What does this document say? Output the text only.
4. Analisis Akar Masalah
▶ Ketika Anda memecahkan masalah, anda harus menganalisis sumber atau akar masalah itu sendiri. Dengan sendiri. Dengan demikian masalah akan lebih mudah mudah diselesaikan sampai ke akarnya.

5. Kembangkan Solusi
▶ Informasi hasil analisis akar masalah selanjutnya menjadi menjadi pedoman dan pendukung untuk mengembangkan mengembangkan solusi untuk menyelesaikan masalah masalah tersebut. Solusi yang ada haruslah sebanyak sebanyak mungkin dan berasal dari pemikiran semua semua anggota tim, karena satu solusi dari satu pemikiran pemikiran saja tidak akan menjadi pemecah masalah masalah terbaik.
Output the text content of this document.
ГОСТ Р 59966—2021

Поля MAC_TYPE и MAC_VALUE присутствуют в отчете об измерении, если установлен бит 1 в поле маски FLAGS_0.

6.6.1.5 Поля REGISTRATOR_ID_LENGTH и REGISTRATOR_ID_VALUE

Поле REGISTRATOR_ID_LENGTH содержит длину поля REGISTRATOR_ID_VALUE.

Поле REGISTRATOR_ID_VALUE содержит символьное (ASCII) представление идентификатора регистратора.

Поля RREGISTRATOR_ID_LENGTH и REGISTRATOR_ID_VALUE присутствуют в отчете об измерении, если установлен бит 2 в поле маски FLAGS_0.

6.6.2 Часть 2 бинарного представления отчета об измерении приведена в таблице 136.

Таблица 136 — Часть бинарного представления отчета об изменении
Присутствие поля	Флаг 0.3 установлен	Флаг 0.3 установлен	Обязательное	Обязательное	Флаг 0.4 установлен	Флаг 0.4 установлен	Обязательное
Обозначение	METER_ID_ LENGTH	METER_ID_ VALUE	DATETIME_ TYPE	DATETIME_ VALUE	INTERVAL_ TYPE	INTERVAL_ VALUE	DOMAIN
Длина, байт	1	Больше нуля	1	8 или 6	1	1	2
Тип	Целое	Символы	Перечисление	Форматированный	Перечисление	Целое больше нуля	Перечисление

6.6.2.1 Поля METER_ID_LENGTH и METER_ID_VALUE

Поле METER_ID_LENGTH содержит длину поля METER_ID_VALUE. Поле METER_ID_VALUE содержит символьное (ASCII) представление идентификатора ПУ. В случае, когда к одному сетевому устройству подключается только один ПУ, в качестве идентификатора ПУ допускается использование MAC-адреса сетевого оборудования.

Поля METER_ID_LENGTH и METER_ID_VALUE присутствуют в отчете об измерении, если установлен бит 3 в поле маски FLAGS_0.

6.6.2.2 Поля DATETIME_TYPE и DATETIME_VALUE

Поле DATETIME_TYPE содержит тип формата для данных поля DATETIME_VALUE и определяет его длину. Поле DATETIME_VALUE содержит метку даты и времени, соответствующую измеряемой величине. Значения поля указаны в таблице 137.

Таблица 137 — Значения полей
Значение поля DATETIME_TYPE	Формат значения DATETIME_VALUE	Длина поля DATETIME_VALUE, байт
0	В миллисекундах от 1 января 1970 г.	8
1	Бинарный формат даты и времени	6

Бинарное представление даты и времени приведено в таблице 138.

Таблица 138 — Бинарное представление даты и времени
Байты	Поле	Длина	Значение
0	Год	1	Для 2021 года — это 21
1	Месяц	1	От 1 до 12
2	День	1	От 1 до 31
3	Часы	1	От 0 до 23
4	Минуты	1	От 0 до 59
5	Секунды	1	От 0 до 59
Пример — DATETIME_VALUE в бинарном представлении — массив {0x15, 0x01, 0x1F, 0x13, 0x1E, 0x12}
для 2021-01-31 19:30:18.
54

•••••

▶ [What you will do] Read through the entries and copy every line that includes "символьное".

▶ [Correct answer]
Поле REGISTRATOR_ID_VALUE содержит символьное (ASCII) представление идентификатора регистратора.
Поле METER_ID_LENGTH содержит длину поля METER_ID_VALUE. Поле METER_ID_VALUE содержит символьное (ASCII) представление идентификатора ПУ. В случае, когда к одному сетевому устройству подключается только один ПУ, в качестве идентификатора ПУ допускается использование MAC-адреса сетевого оборудования.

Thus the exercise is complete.